Exercise details: Using the listing below, report all lines holding the word "index".

(Stored data)
>> Begin

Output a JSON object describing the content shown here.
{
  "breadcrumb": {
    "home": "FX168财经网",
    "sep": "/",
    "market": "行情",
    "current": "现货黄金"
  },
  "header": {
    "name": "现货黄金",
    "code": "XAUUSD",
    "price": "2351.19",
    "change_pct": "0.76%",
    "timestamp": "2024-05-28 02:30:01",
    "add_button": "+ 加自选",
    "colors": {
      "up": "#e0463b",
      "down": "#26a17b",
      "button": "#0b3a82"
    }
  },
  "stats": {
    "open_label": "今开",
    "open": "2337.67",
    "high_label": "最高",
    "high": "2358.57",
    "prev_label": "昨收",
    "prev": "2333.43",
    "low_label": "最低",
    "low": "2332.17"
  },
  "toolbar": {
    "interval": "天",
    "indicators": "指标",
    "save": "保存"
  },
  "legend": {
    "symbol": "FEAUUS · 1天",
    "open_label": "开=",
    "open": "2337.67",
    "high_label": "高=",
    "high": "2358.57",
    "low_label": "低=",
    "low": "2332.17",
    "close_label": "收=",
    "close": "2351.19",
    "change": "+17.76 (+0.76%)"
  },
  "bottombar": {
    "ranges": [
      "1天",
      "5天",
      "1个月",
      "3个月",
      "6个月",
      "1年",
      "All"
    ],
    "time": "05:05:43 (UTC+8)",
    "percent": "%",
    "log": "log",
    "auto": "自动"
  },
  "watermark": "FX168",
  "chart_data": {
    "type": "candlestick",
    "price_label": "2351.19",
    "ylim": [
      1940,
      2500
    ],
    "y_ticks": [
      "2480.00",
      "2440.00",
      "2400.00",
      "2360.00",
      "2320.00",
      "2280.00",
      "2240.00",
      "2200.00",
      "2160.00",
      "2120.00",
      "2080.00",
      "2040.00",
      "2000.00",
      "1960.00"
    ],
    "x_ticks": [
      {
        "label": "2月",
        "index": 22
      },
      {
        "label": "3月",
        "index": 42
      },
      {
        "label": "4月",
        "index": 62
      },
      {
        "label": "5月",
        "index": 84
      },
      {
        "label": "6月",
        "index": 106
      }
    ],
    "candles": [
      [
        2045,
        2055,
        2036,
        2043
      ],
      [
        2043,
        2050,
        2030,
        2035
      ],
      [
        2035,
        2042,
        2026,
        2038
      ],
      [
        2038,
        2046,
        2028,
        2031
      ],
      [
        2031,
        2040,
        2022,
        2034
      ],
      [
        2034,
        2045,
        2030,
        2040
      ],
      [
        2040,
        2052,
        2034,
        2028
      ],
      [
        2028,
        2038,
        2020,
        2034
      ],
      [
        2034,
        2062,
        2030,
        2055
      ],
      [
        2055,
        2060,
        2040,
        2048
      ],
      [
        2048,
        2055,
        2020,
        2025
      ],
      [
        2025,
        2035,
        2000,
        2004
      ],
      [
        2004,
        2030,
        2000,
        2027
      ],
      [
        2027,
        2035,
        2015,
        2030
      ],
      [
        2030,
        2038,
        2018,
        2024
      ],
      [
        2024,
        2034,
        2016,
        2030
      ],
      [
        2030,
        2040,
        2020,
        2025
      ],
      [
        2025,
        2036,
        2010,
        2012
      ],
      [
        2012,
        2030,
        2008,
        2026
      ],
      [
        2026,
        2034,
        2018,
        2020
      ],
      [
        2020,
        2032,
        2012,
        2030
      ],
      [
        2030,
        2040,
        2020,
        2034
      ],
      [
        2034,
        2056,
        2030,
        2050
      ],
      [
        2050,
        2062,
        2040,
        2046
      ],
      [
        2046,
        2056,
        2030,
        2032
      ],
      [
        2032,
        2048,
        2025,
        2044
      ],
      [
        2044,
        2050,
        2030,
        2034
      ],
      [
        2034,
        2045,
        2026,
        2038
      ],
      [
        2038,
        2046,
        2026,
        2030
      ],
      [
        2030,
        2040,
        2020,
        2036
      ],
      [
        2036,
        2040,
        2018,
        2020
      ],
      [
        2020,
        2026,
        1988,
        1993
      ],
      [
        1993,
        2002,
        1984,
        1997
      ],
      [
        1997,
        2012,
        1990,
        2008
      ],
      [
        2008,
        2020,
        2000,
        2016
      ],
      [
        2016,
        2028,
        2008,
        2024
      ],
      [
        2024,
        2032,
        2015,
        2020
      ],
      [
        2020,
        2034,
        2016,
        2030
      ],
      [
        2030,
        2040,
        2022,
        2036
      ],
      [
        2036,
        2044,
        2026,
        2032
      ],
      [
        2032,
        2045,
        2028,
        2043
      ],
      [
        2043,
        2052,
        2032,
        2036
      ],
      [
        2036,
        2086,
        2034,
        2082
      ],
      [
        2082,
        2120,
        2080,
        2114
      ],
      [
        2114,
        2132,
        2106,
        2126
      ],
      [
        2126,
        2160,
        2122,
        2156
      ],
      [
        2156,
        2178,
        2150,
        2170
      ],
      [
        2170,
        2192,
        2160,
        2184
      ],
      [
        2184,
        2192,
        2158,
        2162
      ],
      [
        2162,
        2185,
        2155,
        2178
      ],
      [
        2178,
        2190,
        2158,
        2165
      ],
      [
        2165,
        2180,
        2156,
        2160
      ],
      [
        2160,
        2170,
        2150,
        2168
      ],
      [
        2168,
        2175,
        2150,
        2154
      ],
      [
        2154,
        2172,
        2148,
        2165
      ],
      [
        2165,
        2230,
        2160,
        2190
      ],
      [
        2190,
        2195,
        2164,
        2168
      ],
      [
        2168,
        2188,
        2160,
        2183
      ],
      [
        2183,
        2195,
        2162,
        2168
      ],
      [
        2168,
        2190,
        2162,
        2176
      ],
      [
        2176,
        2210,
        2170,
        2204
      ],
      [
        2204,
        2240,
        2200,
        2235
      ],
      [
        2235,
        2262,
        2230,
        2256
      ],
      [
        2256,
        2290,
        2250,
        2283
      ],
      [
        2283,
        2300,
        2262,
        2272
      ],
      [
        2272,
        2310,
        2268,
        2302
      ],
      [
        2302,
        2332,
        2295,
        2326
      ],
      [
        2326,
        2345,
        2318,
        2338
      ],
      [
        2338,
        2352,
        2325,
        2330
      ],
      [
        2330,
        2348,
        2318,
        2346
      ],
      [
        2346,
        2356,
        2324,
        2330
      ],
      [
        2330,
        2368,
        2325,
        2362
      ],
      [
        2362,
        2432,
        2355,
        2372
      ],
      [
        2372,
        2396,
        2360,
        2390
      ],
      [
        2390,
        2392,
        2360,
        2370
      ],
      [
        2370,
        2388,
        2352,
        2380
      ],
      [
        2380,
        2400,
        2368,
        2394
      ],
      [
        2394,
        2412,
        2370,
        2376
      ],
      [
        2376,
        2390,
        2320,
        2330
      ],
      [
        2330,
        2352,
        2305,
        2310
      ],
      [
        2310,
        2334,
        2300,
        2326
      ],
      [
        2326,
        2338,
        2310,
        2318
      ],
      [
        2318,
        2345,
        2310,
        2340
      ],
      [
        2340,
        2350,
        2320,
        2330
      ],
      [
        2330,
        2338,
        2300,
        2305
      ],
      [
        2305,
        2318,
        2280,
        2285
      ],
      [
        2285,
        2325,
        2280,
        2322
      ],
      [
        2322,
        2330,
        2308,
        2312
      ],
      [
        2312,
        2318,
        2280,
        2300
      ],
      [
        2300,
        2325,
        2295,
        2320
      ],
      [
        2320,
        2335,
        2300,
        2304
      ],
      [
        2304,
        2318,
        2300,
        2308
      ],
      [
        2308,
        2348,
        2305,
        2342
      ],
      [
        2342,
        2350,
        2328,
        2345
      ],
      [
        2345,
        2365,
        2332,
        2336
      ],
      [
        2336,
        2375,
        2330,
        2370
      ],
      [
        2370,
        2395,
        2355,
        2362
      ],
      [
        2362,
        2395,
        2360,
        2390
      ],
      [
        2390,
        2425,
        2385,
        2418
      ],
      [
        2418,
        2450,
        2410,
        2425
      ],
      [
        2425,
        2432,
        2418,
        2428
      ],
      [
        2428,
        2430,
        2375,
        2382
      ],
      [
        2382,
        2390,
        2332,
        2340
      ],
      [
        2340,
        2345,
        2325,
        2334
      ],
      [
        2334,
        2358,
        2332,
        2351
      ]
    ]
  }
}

>> End

Correct output:
        "index": 22
        "index": 42
        "index": 62
        "index": 84
        "index": 106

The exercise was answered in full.